● Exercise details
In the material below, identify each line bearing the word "comme". Reproduce those lines.

● Records for the exercise
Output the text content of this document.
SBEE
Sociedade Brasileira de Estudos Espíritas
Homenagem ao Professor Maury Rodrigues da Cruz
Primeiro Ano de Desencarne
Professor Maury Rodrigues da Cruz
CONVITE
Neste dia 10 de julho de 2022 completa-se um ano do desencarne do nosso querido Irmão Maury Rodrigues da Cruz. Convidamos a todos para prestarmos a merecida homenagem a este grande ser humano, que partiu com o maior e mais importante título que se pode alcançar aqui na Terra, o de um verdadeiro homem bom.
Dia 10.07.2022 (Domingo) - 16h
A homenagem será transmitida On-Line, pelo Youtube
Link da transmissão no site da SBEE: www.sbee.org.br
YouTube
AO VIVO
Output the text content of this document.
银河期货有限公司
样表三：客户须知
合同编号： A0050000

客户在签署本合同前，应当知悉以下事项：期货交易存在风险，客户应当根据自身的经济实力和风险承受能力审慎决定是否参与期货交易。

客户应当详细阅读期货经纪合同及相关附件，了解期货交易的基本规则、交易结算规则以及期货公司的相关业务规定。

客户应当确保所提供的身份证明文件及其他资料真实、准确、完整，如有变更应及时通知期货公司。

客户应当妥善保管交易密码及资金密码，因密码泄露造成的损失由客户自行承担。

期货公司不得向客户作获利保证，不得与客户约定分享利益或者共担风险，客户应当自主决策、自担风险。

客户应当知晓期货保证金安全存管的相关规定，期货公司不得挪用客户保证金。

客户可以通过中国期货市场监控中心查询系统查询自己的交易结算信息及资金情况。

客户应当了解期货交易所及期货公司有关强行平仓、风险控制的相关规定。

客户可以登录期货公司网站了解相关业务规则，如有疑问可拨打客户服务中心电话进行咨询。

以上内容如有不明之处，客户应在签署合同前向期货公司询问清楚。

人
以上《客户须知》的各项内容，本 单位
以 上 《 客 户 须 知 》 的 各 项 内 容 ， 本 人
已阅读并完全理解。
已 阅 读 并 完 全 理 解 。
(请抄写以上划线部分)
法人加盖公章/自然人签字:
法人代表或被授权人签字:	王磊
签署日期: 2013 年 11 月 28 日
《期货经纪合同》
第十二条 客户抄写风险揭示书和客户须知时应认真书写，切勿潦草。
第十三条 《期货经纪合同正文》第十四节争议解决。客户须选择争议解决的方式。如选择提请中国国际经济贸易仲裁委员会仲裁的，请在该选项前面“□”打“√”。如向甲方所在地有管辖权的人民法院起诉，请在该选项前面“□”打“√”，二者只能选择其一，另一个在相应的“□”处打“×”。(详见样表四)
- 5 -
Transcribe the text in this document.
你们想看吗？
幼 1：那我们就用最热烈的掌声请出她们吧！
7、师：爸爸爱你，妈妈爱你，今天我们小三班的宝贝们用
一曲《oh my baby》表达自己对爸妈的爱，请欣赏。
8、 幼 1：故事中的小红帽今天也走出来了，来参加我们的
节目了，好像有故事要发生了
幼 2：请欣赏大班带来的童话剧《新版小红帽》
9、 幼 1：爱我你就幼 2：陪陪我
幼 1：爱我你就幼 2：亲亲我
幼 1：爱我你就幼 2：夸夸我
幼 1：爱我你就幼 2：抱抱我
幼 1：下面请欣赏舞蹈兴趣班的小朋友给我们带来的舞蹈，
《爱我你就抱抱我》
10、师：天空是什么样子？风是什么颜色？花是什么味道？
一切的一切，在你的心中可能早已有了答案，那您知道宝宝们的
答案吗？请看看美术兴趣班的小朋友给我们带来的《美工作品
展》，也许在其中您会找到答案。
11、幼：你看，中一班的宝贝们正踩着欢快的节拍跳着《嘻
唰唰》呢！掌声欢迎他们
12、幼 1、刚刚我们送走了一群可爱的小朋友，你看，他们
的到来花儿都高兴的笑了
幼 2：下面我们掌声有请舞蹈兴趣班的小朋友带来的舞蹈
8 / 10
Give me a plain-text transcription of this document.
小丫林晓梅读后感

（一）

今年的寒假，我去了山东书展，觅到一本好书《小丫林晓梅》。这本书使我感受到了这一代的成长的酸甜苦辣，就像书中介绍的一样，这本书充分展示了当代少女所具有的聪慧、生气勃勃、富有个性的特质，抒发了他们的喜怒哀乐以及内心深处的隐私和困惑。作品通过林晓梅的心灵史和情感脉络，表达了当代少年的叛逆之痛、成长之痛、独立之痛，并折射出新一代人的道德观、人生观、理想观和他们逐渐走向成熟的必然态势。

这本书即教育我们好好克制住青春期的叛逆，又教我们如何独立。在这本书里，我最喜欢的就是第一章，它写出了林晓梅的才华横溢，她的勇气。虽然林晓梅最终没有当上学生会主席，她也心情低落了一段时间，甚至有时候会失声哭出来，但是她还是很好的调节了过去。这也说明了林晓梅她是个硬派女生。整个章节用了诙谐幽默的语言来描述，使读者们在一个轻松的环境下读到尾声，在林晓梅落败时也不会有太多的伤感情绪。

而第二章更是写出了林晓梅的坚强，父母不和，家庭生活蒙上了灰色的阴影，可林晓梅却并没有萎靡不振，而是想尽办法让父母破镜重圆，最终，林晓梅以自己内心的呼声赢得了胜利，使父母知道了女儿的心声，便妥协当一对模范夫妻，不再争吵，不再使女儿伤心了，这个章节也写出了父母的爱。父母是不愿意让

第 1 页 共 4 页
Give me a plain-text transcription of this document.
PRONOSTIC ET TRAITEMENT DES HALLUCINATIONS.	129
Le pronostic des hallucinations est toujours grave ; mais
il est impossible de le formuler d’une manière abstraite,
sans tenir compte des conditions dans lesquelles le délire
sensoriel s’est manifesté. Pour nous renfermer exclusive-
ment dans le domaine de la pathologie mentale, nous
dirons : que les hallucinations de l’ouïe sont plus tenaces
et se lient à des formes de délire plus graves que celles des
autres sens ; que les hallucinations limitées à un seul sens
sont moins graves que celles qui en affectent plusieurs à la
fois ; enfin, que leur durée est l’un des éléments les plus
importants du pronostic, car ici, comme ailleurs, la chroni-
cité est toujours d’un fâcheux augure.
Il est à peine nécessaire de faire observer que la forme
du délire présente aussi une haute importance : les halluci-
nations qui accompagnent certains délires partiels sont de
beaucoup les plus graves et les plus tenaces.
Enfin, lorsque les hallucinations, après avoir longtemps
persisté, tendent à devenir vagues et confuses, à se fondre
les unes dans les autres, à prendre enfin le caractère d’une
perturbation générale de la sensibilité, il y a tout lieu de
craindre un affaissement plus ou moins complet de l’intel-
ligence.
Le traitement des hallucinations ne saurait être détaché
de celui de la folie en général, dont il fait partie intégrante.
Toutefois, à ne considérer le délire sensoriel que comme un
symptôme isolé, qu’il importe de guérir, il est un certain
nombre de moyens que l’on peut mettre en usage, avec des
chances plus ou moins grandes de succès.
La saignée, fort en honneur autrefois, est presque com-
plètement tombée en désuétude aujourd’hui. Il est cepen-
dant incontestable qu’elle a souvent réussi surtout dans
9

● Solution
importants du pronostic, car ici, comme ailleurs, la chroni-
Toutefois, à ne considérer le délire sensoriel que comme un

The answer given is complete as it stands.